_Written exercise_
Tally the lines below that contain "this". The number is the whole answer.

_Extracted material_
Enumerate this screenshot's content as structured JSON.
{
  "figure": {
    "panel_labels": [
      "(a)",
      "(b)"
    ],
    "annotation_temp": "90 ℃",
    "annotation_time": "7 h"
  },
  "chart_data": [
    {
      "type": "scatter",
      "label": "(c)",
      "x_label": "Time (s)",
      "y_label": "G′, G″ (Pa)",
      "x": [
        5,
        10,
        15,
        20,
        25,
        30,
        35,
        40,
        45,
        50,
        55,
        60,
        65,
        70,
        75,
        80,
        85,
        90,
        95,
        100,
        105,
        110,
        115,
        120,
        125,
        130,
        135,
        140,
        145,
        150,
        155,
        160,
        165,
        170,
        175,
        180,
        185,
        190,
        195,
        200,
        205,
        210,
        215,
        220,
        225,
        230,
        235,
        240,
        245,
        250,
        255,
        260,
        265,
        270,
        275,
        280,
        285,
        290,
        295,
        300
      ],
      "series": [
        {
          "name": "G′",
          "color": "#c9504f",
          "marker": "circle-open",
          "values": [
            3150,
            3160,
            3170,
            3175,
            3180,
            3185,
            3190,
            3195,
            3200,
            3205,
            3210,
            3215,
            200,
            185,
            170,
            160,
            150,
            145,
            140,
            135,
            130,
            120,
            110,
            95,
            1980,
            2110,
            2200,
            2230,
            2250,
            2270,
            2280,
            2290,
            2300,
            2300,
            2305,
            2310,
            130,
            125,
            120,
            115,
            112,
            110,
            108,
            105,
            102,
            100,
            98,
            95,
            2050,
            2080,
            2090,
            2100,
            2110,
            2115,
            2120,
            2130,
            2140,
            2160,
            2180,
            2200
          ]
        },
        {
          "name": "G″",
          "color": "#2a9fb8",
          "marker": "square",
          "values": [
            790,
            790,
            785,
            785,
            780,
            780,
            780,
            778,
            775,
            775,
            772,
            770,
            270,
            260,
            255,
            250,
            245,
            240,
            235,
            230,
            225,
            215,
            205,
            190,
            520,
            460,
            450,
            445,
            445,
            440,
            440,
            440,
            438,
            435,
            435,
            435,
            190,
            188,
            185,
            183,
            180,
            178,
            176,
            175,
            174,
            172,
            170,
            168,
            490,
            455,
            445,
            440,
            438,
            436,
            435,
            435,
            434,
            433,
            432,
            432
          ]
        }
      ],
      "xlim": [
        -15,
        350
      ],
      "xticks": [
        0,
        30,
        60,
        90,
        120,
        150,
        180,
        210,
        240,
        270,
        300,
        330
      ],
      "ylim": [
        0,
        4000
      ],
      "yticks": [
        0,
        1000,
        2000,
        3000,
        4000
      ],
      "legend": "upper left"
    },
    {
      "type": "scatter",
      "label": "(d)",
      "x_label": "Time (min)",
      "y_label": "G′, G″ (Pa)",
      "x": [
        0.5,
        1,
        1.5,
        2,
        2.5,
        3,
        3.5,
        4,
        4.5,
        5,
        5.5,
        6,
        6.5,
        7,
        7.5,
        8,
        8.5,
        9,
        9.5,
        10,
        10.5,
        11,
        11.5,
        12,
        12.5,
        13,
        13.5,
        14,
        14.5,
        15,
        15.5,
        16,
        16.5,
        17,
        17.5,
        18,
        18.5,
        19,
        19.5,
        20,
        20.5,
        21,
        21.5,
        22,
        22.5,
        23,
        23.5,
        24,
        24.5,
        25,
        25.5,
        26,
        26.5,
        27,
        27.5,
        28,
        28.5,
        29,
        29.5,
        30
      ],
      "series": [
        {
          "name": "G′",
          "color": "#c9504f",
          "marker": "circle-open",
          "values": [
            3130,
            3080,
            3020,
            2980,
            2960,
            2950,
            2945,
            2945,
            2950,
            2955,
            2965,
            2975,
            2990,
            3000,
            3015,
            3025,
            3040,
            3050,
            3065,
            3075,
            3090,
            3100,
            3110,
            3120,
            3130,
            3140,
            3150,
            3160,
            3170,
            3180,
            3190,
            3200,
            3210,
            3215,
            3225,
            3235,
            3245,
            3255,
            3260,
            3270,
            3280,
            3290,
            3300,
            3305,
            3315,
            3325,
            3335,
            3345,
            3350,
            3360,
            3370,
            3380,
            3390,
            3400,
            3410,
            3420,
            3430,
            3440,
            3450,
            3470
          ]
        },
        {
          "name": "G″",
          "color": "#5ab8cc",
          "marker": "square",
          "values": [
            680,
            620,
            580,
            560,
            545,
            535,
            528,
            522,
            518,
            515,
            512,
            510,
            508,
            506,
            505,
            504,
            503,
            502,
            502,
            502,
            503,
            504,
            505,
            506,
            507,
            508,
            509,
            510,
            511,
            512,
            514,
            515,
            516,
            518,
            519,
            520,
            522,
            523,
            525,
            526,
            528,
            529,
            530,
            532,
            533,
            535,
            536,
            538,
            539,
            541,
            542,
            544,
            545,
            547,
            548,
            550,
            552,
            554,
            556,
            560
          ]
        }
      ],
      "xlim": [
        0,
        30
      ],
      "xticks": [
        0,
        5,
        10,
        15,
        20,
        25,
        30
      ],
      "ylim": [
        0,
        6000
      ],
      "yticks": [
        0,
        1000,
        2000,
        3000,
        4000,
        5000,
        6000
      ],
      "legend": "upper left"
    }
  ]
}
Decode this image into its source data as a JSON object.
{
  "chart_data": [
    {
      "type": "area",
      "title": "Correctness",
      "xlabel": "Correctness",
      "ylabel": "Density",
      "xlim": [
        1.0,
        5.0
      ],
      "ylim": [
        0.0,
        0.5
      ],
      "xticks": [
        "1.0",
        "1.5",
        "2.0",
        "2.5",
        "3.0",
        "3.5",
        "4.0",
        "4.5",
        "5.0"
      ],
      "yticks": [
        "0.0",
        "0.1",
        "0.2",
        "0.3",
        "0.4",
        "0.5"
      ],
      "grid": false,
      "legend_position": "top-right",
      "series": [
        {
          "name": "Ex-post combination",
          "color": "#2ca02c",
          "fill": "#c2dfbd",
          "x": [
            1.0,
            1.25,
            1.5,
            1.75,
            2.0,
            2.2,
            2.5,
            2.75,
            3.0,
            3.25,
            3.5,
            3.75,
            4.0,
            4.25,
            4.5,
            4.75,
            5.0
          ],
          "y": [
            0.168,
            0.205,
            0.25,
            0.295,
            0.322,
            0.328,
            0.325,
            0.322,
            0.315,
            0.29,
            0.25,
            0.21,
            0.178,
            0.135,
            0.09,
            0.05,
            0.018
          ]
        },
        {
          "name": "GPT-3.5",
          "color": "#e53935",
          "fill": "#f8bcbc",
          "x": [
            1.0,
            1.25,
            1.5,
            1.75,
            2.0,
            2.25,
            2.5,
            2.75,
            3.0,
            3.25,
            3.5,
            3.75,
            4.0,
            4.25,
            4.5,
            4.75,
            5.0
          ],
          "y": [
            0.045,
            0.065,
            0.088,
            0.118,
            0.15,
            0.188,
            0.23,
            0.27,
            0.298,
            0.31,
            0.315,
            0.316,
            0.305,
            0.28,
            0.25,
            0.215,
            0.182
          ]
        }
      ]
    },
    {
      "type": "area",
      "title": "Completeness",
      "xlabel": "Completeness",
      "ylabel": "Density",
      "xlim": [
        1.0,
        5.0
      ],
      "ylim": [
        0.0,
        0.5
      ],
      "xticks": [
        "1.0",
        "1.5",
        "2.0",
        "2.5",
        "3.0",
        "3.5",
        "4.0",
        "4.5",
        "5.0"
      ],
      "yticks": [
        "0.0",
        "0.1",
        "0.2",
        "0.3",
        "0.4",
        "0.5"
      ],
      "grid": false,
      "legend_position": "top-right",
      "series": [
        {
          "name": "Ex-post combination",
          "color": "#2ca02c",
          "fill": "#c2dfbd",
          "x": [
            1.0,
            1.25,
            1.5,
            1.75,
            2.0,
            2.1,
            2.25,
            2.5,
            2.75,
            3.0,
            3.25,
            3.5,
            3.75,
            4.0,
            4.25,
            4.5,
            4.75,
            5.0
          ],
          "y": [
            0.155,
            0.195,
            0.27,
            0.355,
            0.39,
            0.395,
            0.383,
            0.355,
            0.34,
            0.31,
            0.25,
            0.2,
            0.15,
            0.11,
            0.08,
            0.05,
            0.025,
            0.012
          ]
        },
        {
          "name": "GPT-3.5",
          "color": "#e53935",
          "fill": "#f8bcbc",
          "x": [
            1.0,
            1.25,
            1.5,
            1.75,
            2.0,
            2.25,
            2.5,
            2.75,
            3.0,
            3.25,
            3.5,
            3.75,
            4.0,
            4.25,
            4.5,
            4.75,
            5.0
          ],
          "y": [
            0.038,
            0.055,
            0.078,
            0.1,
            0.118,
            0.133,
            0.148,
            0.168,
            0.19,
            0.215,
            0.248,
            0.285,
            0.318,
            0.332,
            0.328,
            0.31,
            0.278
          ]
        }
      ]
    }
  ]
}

_Response below_
2